**Stated exercise**
All the data should come back exactly as it was given.

--- Start Supplied information ---

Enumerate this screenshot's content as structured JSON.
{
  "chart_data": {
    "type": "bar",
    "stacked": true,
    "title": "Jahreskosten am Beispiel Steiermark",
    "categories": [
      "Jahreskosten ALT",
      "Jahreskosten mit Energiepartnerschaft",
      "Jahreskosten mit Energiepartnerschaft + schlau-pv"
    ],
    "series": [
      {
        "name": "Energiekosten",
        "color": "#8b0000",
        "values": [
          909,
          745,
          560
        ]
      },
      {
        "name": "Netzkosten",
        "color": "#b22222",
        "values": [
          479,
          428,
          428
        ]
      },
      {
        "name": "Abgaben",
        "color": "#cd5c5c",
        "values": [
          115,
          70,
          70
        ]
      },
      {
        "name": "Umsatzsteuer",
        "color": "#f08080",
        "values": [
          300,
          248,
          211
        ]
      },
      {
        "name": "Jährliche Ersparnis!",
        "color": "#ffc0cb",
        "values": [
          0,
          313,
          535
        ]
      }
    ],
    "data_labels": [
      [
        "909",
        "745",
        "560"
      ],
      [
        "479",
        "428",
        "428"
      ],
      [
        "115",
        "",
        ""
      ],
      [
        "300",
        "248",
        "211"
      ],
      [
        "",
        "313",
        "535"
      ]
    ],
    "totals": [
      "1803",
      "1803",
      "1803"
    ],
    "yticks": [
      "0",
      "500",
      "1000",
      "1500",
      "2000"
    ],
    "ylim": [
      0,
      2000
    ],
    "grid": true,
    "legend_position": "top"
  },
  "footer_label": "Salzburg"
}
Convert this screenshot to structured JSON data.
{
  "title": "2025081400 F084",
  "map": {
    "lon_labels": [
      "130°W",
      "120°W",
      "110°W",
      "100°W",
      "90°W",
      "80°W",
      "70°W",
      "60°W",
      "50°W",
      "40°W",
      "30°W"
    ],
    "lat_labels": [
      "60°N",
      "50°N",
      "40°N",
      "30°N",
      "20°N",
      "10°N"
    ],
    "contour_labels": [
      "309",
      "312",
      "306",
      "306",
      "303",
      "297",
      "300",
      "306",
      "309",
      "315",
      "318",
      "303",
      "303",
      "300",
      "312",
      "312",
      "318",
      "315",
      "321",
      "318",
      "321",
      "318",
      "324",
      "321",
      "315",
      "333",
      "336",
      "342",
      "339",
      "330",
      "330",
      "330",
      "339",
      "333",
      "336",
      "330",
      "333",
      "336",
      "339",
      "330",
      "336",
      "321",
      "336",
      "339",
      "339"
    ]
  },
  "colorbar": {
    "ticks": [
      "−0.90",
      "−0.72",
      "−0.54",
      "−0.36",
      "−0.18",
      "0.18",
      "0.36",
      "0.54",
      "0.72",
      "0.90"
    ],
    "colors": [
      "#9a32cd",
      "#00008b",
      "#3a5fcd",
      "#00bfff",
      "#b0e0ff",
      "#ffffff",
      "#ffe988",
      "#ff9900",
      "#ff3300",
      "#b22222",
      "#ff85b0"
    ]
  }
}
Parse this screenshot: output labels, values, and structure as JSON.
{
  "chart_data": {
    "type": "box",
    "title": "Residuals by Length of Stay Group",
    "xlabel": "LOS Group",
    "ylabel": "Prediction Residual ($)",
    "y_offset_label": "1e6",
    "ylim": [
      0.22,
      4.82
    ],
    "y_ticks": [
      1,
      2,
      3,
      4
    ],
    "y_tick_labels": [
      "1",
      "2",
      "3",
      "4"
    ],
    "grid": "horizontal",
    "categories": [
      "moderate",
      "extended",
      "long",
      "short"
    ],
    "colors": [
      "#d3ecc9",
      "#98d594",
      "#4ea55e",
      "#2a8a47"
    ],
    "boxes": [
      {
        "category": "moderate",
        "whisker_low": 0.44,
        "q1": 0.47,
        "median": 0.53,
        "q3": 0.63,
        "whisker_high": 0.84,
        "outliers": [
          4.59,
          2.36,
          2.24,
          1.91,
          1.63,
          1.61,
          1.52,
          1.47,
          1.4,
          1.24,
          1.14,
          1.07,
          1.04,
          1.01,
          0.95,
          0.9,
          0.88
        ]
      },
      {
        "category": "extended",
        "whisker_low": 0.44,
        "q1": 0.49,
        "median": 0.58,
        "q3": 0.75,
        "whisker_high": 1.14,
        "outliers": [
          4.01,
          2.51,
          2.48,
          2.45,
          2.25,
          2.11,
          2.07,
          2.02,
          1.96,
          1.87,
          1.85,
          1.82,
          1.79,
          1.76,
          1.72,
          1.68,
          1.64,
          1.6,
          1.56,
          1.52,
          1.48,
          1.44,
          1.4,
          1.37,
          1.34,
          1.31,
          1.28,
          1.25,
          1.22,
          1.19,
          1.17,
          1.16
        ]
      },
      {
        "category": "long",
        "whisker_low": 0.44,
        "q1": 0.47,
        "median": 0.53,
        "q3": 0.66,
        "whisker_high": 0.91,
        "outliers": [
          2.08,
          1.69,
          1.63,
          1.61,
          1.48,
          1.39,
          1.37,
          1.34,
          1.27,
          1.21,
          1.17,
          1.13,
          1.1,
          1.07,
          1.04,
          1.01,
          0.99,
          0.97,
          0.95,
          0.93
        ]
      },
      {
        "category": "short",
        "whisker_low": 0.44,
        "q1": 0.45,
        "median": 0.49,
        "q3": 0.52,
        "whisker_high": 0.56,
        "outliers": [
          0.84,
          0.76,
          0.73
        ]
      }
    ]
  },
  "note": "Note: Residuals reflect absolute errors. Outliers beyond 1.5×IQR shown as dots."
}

--- End Supplied information ---

**Problem solution**
Enumerate this screenshot's content as structured JSON.
{
  "chart_data": {
    "type": "bar",
    "stacked": true,
    "title": "Jahreskosten am Beispiel Steiermark",
    "categories": [
      "Jahreskosten ALT",
      "Jahreskosten mit Energiepartnerschaft",
      "Jahreskosten mit Energiepartnerschaft + schlau-pv"
    ],
    "series": [
      {
        "name": "Energiekosten",
        "color": "#8b0000",
        "values": [
          909,
          745,
          560
        ]
      },
      {
        "name": "Netzkosten",
        "color": "#b22222",
        "values": [
          479,
          428,
          428
        ]
      },
      {
        "name": "Abgaben",
        "color": "#cd5c5c",
        "values": [
          115,
          70,
          70
        ]
      },
      {
        "name": "Umsatzsteuer",
        "color": "#f08080",
        "values": [
          300,
          248,
          211
        ]
      },
      {
        "name": "Jährliche Ersparnis!",
        "color": "#ffc0cb",
        "values": [
          0,
          313,
          535
        ]
      }
    ],
    "data_labels": [
      [
        "909",
        "745",
        "560"
      ],
      [
        "479",
        "428",
        "428"
      ],
      [
        "115",
        "",
        ""
      ],
      [
        "300",
        "248",
        "211"
      ],
      [
        "",
        "313",
        "535"
      ]
    ],
    "totals": [
      "1803",
      "1803",
      "1803"
    ],
    "yticks": [
      "0",
      "500",
      "1000",
      "1500",
      "2000"
    ],
    "ylim": [
      0,
      2000
    ],
    "grid": true,
    "legend_position": "top"
  },
  "footer_label": "Salzburg"
}
Convert this screenshot to structured JSON data.
{
  "title": "2025081400 F084",
  "map": {
    "lon_labels": [
      "130°W",
      "120°W",
      "110°W",
      "100°W",
      "90°W",
      "80°W",
      "70°W",
      "60°W",
      "50°W",
      "40°W",
      "30°W"
    ],
    "lat_labels": [
      "60°N",
      "50°N",
      "40°N",
      "30°N",
      "20°N",
      "10°N"
    ],
    "contour_labels": [
      "309",
      "312",
      "306",
      "306",
      "303",
      "297",
      "300",
      "306",
      "309",
      "315",
      "318",
      "303",
      "303",
      "300",
      "312",
      "312",
      "318",
      "315",
      "321",
      "318",
      "321",
      "318",
      "324",
      "321",
      "315",
      "333",
      "336",
      "342",
      "339",
      "330",
      "330",
      "330",
      "339",
      "333",
      "336",
      "330",
      "333",
      "336",
      "339",
      "330",
      "336",
      "321",
      "336",
      "339",
      "339"
    ]
  },
  "colorbar": {
    "ticks": [
      "−0.90",
      "−0.72",
      "−0.54",
      "−0.36",
      "−0.18",
      "0.18",
      "0.36",
      "0.54",
      "0.72",
      "0.90"
    ],
    "colors": [
      "#9a32cd",
      "#00008b",
      "#3a5fcd",
      "#00bfff",
      "#b0e0ff",
      "#ffffff",
      "#ffe988",
      "#ff9900",
      "#ff3300",
      "#b22222",
      "#ff85b0"
    ]
  }
}
Parse this screenshot: output labels, values, and structure as JSON.
{
  "chart_data": {
    "type": "box",
    "title": "Residuals by Length of Stay Group",
    "xlabel": "LOS Group",
    "ylabel": "Prediction Residual ($)",
    "y_offset_label": "1e6",
    "ylim": [
      0.22,
      4.82
    ],
    "y_ticks": [
      1,
      2,
      3,
      4
    ],
    "y_tick_labels": [
      "1",
      "2",
      "3",
      "4"
    ],
    "grid": "horizontal",
    "categories": [
      "moderate",
      "extended",
      "long",
      "short"
    ],
    "colors": [
      "#d3ecc9",
      "#98d594",
      "#4ea55e",
      "#2a8a47"
    ],
    "boxes": [
      {
        "category": "moderate",
        "whisker_low": 0.44,
        "q1": 0.47,
        "median": 0.53,
        "q3": 0.63,
        "whisker_high": 0.84,
        "outliers": [
          4.59,
          2.36,
          2.24,
          1.91,
          1.63,
          1.61,
          1.52,
          1.47,
          1.4,
          1.24,
          1.14,
          1.07,
          1.04,
          1.01,
          0.95,
          0.9,
          0.88
        ]
      },
      {
        "category": "extended",
        "whisker_low": 0.44,
        "q1": 0.49,
        "median": 0.58,
        "q3": 0.75,
        "whisker_high": 1.14,
        "outliers": [
          4.01,
          2.51,
          2.48,
          2.45,
          2.25,
          2.11,
          2.07,
          2.02,
          1.96,
          1.87,
          1.85,
          1.82,
          1.79,
          1.76,
          1.72,
          1.68,
          1.64,
          1.6,
          1.56,
          1.52,
          1.48,
          1.44,
          1.4,
          1.37,
          1.34,
          1.31,
          1.28,
          1.25,
          1.22,
          1.19,
          1.17,
          1.16
        ]
      },
      {
        "category": "long",
        "whisker_low": 0.44,
        "q1": 0.47,
        "median": 0.53,
        "q3": 0.66,
        "whisker_high": 0.91,
        "outliers": [
          2.08,
          1.69,
          1.63,
          1.61,
          1.48,
          1.39,
          1.37,
          1.34,
          1.27,
          1.21,
          1.17,
          1.13,
          1.1,
          1.07,
          1.04,
          1.01,
          0.99,
          0.97,
          0.95,
          0.93
        ]
      },
      {
        "category": "short",
        "whisker_low": 0.44,
        "q1": 0.45,
        "median": 0.49,
        "q3": 0.52,
        "whisker_high": 0.56,
        "outliers": [
          0.84,
          0.76,
          0.73
        ]
      }
    ]
  },
  "note": "Note: Residuals reflect absolute errors. Outliers beyond 1.5×IQR shown as dots."
}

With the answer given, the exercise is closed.